» DATA EXTRACT
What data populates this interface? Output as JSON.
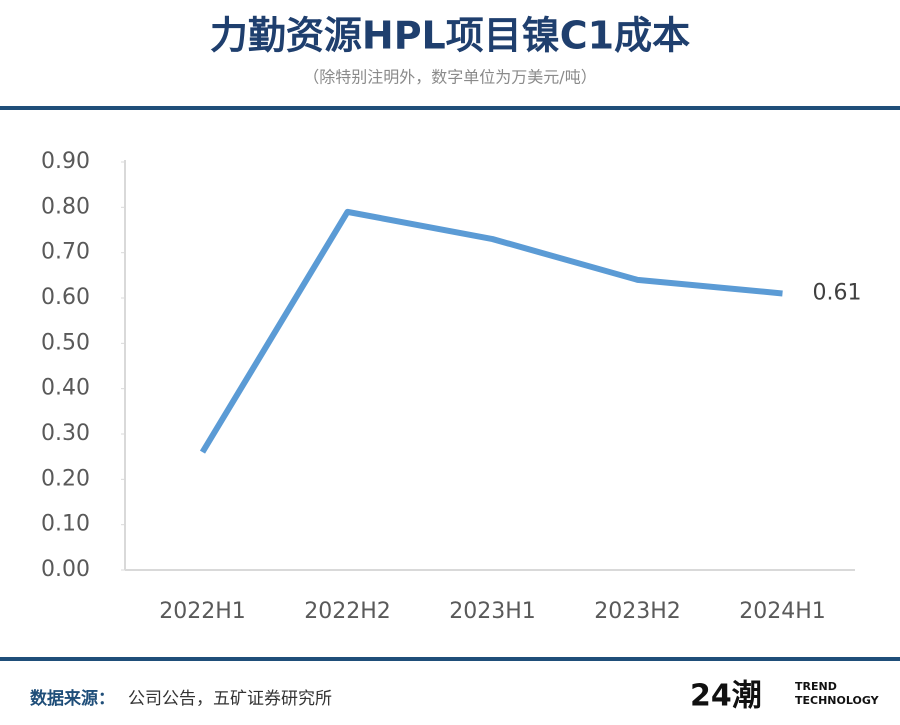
{
  "chart_data": {
    "type": "line",
    "title": "力勤资源HPL项目镍C1成本",
    "subtitle": "（除特别注明外，数字单位为万美元/吨）",
    "categories": [
      "2022H1",
      "2022H2",
      "2023H1",
      "2023H2",
      "2024H1"
    ],
    "series": [
      {
        "name": "C1成本",
        "color": "#5b9bd5",
        "values": [
          0.26,
          0.79,
          0.73,
          0.64,
          0.61
        ],
        "value_labels": [
          null,
          null,
          null,
          null,
          "0.61"
        ]
      }
    ],
    "ylim": [
      0,
      0.9
    ],
    "yticks": [
      {
        "value": 0,
        "label": "0.00"
      },
      {
        "value": 0.1,
        "label": "0.10"
      },
      {
        "value": 0.2,
        "label": "0.20"
      },
      {
        "value": 0.3,
        "label": "0.30"
      },
      {
        "value": 0.4,
        "label": "0.40"
      },
      {
        "value": 0.5,
        "label": "0.50"
      },
      {
        "value": 0.6,
        "label": "0.60"
      },
      {
        "value": 0.7,
        "label": "0.70"
      },
      {
        "value": 0.8,
        "label": "0.80"
      },
      {
        "value": 0.9,
        "label": "0.90"
      }
    ],
    "grid": false,
    "source_label": "数据来源：",
    "source": "公司公告，五矿证券研究所",
    "brand": "24潮",
    "brand_sub": [
      "TREND",
      "TECHNOLOGY"
    ]
  }
}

» WRITTEN PROBLEM
Make an exact copy of every entry above, minus the images.

» COMPLETED EXERCISE
What data populates this interface? Output as JSON.
{
  "chart_data": {
    "type": "line",
    "title": "力勤资源HPL项目镍C1成本",
    "subtitle": "（除特别注明外，数字单位为万美元/吨）",
    "categories": [
      "2022H1",
      "2022H2",
      "2023H1",
      "2023H2",
      "2024H1"
    ],
    "series": [
      {
        "name": "C1成本",
        "color": "#5b9bd5",
        "values": [
          0.26,
          0.79,
          0.73,
          0.64,
          0.61
        ],
        "value_labels": [
          null,
          null,
          null,
          null,
          "0.61"
        ]
      }
    ],
    "ylim": [
      0,
      0.9
    ],
    "yticks": [
      {
        "value": 0,
        "label": "0.00"
      },
      {
        "value": 0.1,
        "label": "0.10"
      },
      {
        "value": 0.2,
        "label": "0.20"
      },
      {
        "value": 0.3,
        "label": "0.30"
      },
      {
        "value": 0.4,
        "label": "0.40"
      },
      {
        "value": 0.5,
        "label": "0.50"
      },
      {
        "value": 0.6,
        "label": "0.60"
      },
      {
        "value": 0.7,
        "label": "0.70"
      },
      {
        "value": 0.8,
        "label": "0.80"
      },
      {
        "value": 0.9,
        "label": "0.90"
      }
    ],
    "grid": false,
    "source_label": "数据来源：",
    "source": "公司公告，五矿证券研究所",
    "brand": "24潮",
    "brand_sub": [
      "TREND",
      "TECHNOLOGY"
    ]
  }
}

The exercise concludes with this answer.